** Prompt **
Give only the number of lines where "xlabel" occurs.

** Input rows **

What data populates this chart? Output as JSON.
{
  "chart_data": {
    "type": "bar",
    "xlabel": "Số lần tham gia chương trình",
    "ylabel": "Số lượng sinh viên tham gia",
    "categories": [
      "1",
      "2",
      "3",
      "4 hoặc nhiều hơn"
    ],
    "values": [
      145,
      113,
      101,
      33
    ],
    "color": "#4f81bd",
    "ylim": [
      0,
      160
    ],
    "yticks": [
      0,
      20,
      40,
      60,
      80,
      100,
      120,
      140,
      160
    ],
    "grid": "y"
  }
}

...

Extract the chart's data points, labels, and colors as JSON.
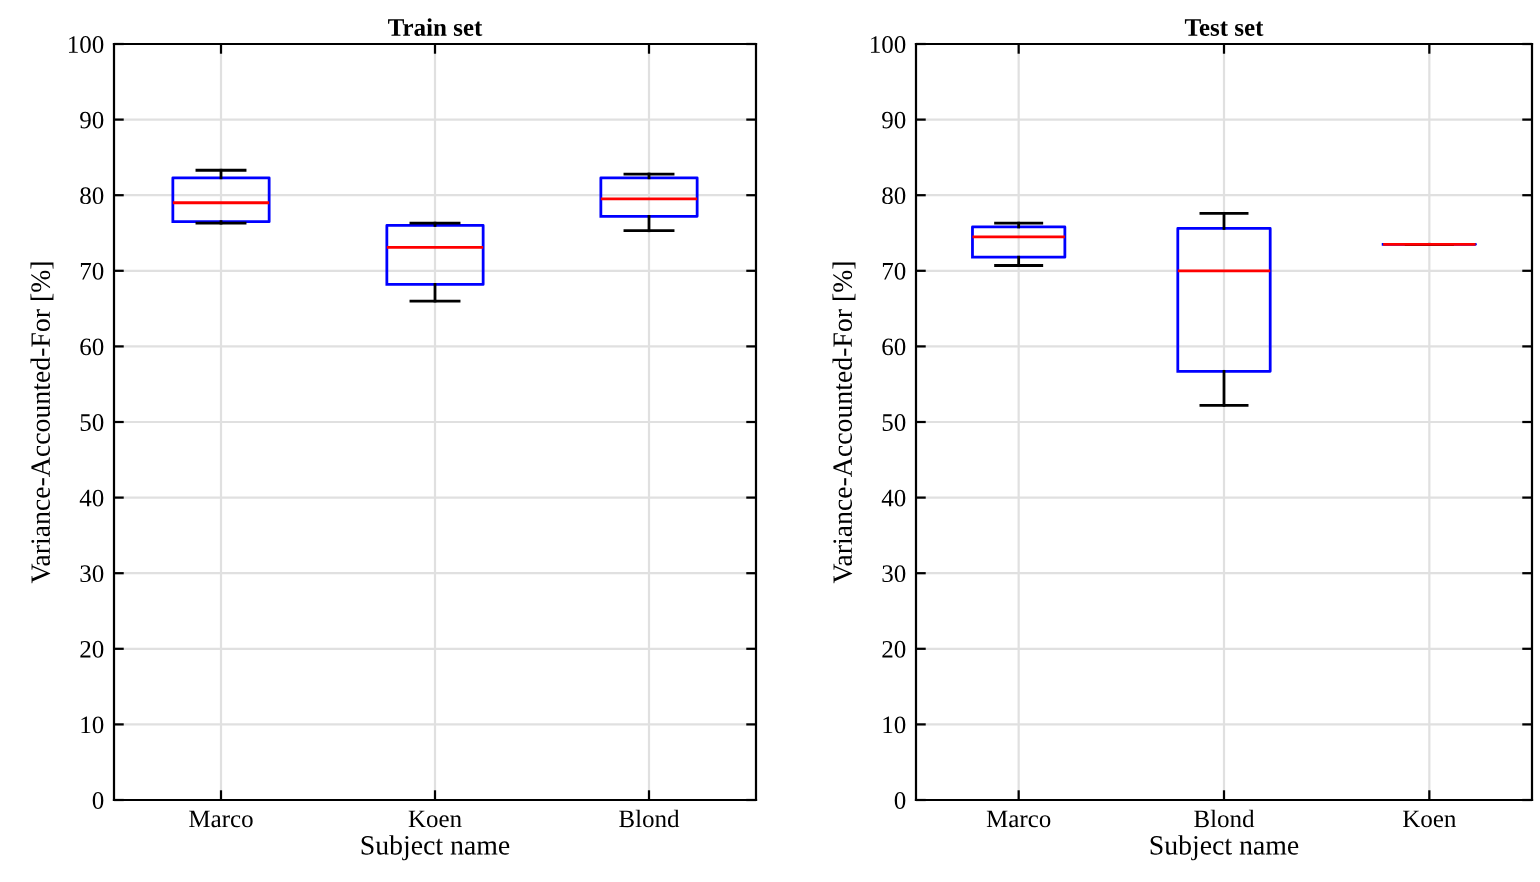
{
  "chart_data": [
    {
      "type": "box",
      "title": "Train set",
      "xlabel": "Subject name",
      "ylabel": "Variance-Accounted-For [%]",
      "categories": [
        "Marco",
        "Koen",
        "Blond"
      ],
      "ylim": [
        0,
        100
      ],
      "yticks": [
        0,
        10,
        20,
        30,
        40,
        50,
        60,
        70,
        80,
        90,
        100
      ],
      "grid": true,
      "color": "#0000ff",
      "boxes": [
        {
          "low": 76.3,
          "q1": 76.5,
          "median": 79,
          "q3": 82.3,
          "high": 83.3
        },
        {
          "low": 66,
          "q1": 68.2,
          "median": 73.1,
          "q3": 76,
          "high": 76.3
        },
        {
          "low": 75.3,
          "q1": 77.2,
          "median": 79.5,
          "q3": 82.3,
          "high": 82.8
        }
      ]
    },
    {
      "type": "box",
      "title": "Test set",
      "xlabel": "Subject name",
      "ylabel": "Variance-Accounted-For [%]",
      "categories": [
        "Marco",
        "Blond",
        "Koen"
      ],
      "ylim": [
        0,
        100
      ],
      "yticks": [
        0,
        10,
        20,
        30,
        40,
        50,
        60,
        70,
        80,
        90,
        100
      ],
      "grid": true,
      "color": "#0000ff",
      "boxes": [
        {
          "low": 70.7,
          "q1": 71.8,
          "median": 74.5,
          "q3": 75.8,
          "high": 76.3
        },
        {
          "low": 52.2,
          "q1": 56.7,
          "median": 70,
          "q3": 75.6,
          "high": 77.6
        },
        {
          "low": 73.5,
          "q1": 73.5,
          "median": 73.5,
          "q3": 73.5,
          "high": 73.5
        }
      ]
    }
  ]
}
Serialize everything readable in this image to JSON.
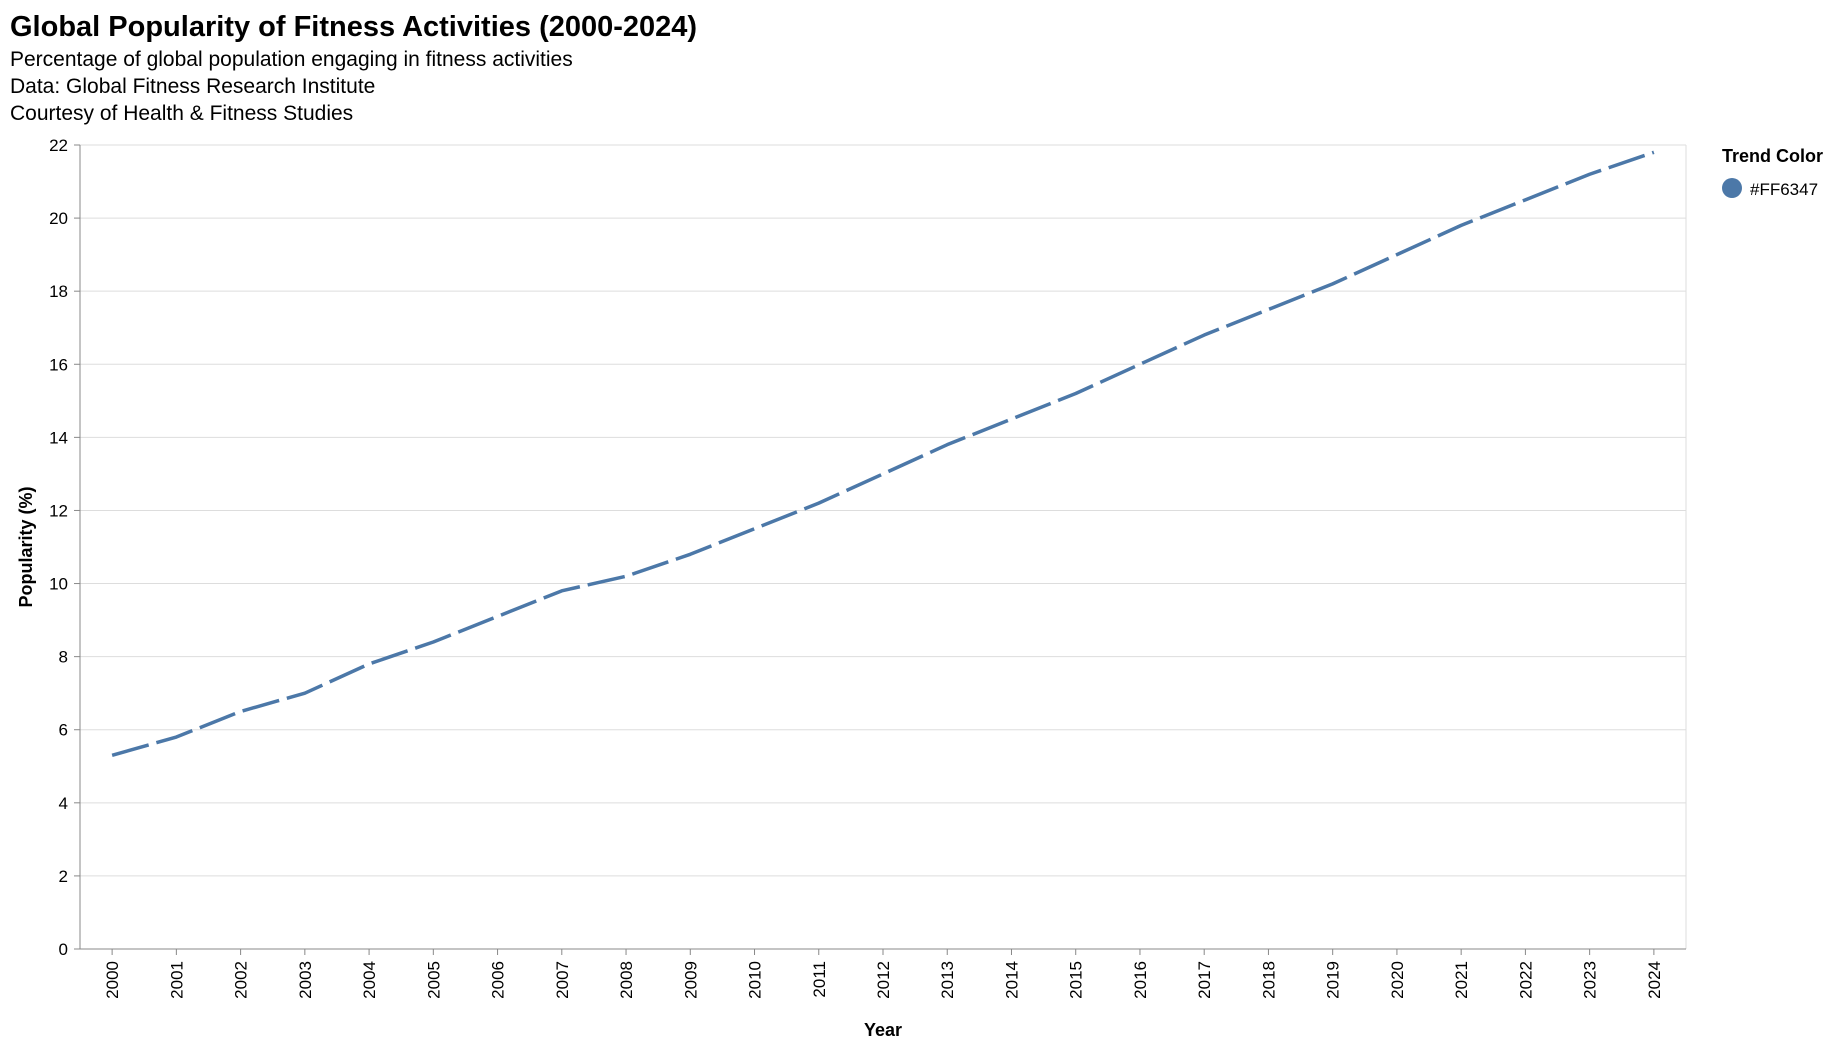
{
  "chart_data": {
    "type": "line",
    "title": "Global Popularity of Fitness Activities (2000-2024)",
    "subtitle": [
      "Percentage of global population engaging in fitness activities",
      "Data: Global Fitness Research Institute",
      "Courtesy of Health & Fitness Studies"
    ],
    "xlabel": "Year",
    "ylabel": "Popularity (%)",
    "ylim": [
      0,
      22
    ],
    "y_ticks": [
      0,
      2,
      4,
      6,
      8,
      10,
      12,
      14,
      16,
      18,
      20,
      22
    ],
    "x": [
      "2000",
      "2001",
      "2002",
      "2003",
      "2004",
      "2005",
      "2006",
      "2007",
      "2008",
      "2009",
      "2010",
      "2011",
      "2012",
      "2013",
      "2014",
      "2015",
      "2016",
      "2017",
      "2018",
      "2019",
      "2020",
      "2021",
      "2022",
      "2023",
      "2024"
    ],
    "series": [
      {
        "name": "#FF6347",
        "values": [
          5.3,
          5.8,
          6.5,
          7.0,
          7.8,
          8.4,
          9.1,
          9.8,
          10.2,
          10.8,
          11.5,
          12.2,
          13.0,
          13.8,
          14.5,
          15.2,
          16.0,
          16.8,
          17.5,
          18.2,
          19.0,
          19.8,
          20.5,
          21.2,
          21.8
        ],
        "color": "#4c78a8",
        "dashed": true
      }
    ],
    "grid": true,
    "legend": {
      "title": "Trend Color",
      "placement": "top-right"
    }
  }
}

** Result **
4